## RECORDS SHOWN
•••

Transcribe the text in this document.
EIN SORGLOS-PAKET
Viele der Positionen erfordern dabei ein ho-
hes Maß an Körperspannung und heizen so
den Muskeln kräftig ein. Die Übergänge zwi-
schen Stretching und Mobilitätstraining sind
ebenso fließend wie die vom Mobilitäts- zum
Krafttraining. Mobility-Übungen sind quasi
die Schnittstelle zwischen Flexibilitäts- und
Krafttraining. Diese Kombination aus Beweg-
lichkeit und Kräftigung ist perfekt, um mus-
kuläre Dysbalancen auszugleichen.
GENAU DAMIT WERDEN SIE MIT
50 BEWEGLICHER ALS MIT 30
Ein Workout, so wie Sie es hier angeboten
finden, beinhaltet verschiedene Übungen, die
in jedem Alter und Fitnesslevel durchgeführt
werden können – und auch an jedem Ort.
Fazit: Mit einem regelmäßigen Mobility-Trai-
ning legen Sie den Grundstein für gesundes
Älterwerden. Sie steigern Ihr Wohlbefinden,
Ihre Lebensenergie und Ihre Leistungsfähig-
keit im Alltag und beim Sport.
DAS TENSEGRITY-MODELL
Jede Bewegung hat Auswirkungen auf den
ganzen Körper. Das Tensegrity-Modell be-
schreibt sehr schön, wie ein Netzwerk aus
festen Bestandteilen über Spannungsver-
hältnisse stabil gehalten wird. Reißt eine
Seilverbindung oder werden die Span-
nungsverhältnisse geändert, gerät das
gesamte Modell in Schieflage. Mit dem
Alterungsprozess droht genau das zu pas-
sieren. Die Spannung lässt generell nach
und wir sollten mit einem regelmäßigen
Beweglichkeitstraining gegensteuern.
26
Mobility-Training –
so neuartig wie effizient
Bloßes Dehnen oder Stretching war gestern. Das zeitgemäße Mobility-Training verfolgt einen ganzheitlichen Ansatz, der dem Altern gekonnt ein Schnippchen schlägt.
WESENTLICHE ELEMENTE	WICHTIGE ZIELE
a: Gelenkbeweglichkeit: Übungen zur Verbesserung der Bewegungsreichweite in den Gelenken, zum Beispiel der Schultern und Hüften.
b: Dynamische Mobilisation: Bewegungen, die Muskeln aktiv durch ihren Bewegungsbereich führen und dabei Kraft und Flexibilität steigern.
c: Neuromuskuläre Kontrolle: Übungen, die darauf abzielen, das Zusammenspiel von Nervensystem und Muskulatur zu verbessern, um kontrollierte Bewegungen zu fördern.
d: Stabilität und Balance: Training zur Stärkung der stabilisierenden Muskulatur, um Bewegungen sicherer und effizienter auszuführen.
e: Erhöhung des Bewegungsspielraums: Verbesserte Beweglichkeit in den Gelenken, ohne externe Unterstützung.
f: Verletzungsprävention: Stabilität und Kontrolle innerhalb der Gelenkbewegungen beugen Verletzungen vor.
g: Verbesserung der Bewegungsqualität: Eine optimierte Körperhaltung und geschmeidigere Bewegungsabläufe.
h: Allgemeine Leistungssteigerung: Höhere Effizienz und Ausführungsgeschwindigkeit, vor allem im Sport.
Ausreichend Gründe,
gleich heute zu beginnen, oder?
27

•••

## EXERCISE GOAL
Which lines above contain "Verbesserung"? Show each of them.

## EXERCISE SOLUTION
a: Gelenkbeweglichkeit: Übungen zur Verbesserung der Bewegungsreichweite in den Gelenken, zum Beispiel der Schultern und Hüften.
g: Verbesserung der Bewegungsqualität: Eine optimierte Körperhaltung und geschmeidigere Bewegungsabläufe.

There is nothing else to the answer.